(Records about charts and figures)
□ □ □

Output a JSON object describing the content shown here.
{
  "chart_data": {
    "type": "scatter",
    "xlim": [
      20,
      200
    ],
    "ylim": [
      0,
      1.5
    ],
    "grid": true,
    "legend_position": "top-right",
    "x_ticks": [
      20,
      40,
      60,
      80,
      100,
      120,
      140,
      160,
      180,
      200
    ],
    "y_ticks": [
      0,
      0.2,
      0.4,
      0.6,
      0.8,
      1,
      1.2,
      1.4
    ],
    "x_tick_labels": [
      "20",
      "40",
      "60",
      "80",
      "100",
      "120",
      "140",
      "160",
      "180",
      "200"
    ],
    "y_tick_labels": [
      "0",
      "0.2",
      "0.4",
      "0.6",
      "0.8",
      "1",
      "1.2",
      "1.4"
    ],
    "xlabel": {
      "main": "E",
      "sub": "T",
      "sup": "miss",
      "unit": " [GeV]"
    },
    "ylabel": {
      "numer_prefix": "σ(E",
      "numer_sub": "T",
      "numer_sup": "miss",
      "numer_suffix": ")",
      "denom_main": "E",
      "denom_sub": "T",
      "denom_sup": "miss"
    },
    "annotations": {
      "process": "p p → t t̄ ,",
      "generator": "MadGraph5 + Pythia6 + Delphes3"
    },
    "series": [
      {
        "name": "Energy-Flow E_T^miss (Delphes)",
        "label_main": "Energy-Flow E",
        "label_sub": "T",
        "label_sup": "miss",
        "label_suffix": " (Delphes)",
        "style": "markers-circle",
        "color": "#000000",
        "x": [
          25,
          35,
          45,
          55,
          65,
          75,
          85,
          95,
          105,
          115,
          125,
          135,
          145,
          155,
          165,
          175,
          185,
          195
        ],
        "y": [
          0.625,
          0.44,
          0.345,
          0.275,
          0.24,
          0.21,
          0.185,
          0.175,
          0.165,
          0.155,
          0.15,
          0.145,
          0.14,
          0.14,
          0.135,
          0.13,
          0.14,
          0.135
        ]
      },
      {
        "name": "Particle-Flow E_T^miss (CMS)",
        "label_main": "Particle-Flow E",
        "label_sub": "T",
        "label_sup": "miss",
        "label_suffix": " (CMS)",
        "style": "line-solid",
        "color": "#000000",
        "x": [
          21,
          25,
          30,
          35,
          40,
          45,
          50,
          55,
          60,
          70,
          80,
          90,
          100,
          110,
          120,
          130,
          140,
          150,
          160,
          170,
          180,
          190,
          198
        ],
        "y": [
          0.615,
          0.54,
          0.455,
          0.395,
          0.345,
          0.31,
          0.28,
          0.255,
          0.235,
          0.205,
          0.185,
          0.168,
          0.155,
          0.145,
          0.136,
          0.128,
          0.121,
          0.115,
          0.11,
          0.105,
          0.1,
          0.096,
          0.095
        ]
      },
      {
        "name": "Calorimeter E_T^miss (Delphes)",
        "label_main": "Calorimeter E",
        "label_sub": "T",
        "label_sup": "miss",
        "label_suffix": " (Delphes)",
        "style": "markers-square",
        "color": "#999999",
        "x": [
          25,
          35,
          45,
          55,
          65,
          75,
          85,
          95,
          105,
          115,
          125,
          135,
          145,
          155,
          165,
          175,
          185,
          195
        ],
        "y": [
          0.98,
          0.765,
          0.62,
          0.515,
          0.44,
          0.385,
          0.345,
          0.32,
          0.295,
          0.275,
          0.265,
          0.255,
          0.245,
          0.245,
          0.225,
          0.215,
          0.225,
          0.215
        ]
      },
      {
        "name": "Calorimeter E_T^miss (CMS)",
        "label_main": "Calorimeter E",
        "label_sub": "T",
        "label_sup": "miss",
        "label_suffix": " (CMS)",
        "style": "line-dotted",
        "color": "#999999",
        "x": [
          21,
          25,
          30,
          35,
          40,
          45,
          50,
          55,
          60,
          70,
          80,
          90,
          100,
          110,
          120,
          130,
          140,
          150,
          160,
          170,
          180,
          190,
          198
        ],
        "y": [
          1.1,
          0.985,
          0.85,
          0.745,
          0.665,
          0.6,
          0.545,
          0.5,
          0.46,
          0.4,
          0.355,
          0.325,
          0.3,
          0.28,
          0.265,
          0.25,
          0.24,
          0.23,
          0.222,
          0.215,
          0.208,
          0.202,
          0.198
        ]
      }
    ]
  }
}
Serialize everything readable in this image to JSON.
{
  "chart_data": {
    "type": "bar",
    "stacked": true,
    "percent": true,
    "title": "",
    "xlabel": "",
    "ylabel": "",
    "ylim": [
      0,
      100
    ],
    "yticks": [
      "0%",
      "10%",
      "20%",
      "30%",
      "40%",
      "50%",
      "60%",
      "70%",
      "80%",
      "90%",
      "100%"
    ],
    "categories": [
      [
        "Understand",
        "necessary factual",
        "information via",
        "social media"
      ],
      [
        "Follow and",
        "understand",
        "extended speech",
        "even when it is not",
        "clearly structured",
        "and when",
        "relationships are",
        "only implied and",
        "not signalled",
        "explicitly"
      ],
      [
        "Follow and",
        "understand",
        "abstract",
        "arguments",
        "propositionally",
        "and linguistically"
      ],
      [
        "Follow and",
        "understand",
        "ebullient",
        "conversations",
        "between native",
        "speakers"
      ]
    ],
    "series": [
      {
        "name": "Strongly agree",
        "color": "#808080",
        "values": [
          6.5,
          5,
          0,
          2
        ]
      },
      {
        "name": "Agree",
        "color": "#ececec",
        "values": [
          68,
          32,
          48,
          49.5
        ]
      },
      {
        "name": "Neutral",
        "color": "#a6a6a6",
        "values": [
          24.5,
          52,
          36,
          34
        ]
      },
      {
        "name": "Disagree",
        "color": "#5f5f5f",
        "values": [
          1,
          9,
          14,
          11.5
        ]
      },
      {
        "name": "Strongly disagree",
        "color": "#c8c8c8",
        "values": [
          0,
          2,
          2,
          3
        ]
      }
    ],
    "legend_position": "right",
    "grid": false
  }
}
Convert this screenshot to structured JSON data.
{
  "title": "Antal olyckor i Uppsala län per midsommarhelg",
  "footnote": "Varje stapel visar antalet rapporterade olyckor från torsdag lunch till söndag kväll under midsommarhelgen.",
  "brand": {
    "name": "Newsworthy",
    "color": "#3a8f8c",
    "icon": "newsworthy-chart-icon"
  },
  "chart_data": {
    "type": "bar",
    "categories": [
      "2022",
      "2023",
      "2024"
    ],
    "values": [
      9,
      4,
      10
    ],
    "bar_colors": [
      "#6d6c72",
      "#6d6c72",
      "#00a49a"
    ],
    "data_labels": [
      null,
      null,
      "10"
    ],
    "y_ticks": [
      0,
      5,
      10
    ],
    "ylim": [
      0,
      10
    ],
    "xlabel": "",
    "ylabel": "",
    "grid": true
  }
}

□ □ □

## [EXERCISE DIRECTIONS]
Check every line for "style" and show the ones that have it.

## [FULL SOLUTION]
        "style": "markers-circle",
        "style": "line-solid",
        "style": "markers-square",
        "style": "line-dotted",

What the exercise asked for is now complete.